=== Written task ===
Every line below that mentions the word "type" should be copied out.

=== Recorded data ===

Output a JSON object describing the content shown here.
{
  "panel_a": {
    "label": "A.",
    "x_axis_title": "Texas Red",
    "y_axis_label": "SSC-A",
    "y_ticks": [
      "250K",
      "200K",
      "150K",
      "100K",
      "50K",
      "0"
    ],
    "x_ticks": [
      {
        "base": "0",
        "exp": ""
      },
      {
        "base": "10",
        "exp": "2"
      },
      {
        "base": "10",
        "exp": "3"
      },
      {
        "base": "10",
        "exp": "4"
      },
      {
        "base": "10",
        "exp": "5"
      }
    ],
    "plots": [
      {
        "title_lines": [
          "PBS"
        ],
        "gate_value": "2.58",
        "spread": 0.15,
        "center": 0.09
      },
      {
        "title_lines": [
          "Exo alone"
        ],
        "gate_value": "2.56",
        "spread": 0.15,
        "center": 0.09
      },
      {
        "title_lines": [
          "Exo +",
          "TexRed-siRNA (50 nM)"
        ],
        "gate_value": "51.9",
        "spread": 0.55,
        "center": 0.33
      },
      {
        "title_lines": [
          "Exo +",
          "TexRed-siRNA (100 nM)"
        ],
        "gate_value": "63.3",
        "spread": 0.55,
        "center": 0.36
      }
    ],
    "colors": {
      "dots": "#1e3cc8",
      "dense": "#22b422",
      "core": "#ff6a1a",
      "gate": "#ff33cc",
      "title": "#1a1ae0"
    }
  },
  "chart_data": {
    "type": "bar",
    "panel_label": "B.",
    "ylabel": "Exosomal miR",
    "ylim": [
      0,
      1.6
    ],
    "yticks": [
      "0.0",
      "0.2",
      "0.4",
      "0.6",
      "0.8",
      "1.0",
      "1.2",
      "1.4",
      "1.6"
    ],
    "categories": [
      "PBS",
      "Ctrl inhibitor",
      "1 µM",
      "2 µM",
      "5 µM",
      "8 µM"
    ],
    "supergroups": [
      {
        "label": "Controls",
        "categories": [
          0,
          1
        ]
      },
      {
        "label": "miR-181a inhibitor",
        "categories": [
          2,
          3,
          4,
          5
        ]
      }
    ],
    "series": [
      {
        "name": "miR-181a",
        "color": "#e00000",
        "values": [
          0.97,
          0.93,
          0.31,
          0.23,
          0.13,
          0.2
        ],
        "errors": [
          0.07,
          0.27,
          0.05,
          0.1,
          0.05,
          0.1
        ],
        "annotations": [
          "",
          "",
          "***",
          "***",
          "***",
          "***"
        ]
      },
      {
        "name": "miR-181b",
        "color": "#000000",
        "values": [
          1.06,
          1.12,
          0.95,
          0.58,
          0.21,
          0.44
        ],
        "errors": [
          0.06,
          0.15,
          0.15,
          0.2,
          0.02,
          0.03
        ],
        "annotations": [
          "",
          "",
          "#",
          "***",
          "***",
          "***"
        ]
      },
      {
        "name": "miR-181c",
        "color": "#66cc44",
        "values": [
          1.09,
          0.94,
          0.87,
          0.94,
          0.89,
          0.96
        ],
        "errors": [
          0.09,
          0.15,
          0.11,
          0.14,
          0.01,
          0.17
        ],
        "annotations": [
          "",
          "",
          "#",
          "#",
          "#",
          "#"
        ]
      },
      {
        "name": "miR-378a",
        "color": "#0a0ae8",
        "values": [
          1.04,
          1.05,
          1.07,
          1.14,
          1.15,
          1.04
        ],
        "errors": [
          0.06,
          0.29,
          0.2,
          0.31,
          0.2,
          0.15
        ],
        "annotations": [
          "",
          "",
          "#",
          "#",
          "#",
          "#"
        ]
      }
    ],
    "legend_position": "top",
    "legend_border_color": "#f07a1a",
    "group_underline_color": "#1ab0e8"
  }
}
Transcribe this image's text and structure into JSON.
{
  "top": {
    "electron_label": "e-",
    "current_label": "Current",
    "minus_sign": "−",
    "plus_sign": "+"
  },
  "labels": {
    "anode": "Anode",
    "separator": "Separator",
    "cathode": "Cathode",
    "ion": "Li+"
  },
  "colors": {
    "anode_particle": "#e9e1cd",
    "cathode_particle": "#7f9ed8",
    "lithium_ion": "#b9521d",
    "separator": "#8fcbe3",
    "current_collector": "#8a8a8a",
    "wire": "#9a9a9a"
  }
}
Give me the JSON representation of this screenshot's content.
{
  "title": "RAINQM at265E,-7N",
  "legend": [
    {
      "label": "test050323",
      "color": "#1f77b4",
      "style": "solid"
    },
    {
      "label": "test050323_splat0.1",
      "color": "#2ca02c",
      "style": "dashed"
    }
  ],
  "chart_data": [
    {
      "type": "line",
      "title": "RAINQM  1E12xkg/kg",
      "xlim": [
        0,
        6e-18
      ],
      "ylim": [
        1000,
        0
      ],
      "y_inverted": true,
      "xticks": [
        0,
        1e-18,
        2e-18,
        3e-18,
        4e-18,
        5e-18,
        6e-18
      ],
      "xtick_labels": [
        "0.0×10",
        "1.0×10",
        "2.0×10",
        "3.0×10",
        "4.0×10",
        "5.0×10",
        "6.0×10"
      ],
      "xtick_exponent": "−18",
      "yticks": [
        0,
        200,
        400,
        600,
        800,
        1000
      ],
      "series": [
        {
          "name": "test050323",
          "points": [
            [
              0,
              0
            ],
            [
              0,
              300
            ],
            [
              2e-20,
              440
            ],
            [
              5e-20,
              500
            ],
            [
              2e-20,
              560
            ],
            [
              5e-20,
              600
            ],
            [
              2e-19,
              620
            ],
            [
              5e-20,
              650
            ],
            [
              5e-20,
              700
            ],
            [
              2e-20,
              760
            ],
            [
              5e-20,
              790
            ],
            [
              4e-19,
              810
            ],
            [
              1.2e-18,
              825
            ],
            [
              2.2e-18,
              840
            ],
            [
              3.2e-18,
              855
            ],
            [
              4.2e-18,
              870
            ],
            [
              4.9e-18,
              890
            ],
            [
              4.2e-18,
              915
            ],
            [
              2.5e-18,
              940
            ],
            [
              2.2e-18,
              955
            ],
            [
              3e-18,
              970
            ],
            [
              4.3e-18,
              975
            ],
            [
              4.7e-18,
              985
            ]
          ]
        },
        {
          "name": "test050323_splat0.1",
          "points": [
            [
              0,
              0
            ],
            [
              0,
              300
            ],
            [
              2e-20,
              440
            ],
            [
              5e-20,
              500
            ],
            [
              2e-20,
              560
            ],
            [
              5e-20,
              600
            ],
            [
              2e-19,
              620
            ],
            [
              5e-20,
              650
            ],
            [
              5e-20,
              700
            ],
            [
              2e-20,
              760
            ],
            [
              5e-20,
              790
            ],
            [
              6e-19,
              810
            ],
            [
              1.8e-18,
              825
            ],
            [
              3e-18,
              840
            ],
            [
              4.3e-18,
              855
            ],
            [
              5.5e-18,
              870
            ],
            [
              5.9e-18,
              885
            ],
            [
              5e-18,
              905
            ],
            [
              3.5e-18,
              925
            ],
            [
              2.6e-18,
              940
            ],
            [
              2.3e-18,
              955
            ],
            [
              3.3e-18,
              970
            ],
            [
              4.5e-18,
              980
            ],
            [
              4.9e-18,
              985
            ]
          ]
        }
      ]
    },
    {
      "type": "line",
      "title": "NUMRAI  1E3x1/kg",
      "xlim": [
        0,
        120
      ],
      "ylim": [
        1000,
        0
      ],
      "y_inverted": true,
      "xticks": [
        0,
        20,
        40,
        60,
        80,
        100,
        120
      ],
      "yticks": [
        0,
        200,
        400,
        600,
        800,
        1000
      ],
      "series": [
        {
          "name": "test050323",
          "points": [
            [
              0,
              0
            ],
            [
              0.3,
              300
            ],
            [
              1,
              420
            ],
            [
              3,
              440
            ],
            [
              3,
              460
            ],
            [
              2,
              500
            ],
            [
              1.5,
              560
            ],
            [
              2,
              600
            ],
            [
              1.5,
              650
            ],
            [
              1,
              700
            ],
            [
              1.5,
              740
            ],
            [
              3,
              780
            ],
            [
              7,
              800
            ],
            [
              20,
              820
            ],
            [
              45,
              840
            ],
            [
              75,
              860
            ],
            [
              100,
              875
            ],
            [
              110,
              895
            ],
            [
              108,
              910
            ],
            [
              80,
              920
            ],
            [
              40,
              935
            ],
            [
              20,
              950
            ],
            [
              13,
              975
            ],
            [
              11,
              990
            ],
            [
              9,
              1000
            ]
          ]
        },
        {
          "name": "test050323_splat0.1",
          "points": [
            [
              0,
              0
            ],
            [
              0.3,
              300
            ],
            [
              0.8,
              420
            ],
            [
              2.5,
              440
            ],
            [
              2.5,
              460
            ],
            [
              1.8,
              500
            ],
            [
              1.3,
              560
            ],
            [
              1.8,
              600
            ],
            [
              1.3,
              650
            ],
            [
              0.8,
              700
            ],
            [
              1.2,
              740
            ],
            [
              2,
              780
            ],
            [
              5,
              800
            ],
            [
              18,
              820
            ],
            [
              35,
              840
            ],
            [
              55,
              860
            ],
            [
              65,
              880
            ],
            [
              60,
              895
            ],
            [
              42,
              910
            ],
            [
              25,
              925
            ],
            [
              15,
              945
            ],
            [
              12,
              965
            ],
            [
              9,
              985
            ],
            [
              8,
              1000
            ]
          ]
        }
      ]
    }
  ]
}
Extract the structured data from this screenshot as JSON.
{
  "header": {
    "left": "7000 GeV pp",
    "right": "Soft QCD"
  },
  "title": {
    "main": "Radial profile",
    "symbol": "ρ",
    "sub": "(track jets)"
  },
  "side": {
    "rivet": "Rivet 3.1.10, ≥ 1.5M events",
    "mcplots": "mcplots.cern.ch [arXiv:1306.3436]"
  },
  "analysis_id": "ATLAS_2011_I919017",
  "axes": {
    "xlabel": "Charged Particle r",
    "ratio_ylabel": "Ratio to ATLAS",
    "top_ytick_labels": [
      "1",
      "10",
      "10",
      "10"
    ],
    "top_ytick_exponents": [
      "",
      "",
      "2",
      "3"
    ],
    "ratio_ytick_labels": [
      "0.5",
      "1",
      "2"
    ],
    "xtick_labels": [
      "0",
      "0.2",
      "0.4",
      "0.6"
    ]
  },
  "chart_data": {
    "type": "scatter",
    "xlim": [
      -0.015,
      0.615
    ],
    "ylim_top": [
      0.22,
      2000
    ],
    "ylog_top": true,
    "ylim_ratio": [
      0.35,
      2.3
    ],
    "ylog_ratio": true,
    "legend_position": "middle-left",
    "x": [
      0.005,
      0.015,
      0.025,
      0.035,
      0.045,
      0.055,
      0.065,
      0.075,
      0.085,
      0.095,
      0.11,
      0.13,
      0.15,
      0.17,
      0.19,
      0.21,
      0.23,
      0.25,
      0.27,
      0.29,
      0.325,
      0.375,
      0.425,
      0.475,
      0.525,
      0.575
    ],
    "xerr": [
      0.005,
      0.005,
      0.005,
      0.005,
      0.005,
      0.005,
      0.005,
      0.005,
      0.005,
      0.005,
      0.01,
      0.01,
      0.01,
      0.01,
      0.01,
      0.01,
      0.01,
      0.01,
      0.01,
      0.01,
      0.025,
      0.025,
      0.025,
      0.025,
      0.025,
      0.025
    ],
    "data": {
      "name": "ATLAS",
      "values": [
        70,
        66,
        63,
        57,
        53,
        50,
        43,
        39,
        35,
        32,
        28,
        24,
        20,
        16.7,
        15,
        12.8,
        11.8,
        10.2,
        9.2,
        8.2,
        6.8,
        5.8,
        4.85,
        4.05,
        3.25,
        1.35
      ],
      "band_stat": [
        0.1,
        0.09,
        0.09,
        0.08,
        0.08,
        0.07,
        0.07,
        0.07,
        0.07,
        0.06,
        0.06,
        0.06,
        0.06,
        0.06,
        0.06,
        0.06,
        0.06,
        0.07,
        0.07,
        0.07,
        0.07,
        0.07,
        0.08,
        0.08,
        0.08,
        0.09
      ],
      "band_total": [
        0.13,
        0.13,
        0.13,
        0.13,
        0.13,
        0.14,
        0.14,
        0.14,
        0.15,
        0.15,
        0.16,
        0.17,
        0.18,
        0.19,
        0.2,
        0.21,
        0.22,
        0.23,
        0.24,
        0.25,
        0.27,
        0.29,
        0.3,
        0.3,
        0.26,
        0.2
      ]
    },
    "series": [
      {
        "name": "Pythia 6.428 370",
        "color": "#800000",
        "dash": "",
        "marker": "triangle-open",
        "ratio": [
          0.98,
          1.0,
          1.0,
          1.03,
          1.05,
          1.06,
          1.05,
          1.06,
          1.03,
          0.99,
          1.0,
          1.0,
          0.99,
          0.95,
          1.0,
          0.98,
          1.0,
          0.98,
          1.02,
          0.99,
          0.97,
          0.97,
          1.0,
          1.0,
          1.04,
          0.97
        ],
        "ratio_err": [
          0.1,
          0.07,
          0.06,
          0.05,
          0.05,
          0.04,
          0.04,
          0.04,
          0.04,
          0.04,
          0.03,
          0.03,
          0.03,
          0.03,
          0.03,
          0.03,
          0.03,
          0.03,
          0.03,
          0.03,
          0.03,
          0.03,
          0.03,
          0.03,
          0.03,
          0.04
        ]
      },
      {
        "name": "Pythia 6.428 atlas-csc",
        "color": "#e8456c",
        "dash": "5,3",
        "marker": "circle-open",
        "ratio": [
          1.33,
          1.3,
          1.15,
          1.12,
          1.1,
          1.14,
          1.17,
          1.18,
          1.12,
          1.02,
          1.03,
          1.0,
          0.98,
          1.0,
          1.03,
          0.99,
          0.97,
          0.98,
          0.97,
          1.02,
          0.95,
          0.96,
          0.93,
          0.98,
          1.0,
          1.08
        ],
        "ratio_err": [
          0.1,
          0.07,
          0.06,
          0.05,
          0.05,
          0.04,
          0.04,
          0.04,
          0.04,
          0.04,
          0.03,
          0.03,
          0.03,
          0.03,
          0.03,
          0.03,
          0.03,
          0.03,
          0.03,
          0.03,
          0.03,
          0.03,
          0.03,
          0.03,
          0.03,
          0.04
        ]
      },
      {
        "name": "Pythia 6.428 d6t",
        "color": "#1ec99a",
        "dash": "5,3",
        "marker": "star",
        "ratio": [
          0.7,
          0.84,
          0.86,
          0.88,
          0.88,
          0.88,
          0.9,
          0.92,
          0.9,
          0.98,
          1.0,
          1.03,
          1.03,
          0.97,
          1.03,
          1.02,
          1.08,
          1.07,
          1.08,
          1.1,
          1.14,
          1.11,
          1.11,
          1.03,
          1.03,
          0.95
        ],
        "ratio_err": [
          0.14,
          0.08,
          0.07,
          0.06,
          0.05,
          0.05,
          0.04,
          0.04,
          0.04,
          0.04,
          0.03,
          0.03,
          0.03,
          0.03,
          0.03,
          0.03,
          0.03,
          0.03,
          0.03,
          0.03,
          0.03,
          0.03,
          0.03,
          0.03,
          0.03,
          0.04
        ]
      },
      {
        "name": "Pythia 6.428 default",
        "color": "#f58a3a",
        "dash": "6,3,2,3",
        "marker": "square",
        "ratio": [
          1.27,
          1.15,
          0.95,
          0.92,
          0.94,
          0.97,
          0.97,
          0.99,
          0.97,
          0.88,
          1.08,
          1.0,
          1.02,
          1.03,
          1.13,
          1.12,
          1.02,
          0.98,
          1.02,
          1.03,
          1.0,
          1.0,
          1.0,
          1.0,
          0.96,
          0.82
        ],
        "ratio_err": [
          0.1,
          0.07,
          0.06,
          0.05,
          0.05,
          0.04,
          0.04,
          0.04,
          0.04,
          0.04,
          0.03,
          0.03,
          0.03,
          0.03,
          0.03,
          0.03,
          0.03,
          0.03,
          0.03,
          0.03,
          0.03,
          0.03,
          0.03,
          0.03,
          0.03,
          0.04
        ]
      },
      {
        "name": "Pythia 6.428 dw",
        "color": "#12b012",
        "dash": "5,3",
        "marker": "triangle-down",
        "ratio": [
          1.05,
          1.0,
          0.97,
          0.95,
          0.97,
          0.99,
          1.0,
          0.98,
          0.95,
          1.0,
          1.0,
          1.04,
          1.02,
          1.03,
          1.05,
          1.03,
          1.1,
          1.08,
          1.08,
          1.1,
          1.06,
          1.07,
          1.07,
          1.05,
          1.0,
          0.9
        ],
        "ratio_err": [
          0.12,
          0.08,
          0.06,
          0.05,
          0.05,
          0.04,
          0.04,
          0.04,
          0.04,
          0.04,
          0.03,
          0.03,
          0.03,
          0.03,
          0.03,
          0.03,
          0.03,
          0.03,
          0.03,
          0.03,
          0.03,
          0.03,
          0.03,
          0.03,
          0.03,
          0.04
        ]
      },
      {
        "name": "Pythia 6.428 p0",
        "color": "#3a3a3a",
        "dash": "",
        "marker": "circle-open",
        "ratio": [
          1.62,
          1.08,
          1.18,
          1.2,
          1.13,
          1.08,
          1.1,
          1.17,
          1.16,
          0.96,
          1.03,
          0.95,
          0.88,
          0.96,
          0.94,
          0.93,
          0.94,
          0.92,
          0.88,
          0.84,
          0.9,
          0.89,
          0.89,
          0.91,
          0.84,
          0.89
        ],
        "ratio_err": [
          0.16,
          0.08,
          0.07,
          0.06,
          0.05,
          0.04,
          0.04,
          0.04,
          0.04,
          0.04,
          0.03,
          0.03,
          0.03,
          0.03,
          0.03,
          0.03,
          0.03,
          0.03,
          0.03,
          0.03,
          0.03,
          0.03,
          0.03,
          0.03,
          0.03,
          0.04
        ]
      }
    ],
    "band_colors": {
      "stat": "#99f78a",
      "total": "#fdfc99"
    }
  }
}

=== Finished exercise ===
    "type": "bar",
      "type": "line",
      "type": "line",
    "type": "scatter",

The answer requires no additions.